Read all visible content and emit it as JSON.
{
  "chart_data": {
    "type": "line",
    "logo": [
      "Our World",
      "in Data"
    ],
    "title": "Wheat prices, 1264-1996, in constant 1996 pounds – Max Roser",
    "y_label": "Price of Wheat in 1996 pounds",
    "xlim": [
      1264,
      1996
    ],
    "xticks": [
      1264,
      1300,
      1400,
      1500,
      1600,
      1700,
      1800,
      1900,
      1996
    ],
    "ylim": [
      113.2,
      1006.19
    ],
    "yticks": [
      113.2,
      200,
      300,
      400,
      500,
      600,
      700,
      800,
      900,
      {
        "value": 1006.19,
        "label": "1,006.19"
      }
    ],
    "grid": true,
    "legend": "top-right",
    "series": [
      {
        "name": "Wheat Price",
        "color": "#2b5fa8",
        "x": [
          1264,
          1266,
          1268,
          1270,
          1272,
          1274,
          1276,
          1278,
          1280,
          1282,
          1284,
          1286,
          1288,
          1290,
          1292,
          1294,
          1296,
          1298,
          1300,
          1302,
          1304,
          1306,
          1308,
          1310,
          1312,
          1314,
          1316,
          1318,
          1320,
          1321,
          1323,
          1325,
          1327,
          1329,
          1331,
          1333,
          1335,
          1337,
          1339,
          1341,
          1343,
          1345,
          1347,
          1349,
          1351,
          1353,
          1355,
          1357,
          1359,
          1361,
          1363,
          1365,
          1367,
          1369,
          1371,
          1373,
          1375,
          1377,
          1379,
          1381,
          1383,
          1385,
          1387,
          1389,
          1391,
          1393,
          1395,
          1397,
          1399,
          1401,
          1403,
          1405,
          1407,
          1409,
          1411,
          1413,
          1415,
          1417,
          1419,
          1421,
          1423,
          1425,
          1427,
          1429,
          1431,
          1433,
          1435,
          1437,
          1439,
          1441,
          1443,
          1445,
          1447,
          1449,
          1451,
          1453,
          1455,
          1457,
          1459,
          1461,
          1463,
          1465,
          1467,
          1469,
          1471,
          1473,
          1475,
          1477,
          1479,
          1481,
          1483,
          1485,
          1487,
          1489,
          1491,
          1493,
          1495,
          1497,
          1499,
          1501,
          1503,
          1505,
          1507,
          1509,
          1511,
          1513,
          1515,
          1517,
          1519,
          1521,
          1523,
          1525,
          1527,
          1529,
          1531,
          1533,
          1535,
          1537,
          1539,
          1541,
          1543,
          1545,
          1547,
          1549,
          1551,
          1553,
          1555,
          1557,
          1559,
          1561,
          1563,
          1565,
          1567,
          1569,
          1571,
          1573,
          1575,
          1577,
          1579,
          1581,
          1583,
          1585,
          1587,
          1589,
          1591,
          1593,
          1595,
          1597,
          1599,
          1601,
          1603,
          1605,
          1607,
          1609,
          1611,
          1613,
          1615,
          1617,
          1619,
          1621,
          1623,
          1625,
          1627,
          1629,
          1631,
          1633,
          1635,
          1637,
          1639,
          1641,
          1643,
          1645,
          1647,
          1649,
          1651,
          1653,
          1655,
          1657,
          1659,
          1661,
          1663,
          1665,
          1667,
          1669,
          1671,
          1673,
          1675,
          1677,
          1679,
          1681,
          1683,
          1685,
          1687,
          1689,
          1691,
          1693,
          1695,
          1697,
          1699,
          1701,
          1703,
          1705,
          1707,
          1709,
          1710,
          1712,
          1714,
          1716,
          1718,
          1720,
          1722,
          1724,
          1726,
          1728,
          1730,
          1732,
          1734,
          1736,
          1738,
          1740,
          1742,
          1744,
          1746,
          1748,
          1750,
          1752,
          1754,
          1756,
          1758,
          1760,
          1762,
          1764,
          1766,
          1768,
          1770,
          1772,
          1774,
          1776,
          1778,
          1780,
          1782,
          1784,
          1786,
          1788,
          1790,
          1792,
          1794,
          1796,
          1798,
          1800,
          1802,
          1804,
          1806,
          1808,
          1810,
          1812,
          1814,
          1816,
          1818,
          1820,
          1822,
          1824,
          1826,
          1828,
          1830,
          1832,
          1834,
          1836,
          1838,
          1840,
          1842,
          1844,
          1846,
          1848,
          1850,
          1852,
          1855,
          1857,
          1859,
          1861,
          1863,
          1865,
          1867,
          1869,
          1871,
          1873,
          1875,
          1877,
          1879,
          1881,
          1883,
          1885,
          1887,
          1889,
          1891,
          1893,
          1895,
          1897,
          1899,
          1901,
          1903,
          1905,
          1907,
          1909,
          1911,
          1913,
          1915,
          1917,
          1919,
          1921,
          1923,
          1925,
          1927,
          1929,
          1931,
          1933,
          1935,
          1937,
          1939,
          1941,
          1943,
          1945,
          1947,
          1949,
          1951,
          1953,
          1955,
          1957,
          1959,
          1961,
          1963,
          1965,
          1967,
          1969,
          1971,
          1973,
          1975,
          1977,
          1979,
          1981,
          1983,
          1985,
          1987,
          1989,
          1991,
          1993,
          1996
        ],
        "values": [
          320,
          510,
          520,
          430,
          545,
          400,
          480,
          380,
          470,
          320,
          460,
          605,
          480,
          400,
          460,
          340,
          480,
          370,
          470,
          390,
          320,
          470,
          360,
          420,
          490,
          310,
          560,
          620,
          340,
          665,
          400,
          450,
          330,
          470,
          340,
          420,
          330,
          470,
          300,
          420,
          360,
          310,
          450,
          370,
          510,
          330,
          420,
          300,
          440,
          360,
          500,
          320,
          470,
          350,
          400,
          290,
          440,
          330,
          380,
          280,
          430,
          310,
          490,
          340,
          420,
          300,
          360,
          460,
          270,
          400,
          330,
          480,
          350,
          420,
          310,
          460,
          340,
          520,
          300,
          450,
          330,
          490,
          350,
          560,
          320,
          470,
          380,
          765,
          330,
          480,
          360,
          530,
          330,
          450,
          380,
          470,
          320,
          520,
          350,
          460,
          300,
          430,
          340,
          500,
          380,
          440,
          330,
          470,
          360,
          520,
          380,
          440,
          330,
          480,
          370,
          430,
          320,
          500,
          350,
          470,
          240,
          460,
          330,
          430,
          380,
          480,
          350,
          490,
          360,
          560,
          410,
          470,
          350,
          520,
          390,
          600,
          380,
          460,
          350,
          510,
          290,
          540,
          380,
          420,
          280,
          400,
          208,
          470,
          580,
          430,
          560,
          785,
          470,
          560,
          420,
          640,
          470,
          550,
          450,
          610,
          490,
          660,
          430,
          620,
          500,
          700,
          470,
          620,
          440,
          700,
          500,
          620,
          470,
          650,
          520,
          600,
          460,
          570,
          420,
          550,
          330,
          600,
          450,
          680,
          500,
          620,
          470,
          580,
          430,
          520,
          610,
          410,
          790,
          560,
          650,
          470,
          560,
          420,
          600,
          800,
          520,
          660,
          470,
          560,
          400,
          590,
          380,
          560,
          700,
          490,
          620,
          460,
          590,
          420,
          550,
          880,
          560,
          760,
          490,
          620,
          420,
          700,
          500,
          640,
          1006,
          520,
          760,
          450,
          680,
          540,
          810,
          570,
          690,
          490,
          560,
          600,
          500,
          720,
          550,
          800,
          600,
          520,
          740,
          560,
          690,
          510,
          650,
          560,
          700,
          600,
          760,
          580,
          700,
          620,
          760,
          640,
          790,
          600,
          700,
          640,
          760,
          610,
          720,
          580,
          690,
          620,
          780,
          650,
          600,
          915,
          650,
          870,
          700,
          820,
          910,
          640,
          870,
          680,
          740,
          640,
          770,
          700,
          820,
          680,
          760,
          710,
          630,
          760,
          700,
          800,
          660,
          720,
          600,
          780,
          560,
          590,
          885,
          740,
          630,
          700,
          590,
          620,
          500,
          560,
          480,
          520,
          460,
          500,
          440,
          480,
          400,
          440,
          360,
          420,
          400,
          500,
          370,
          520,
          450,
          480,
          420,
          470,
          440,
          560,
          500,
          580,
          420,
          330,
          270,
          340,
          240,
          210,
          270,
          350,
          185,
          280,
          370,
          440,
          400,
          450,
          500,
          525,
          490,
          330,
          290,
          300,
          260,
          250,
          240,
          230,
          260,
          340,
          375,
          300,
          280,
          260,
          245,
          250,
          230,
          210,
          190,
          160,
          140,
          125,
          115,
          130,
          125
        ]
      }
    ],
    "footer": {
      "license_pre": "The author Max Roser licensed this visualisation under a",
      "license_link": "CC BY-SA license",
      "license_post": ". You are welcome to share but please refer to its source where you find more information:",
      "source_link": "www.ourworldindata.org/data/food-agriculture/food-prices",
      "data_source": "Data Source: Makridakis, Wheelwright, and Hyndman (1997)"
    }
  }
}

========================================

SET PROBLEM: Only lines with the word "Roser" are wanted, so copy each one from the records.

OUTPUT OF THE TASK:
    "title": "Wheat prices, 1264-1996, in constant 1996 pounds – Max Roser",
      "license_pre": "The author Max Roser licensed this visualisation under a",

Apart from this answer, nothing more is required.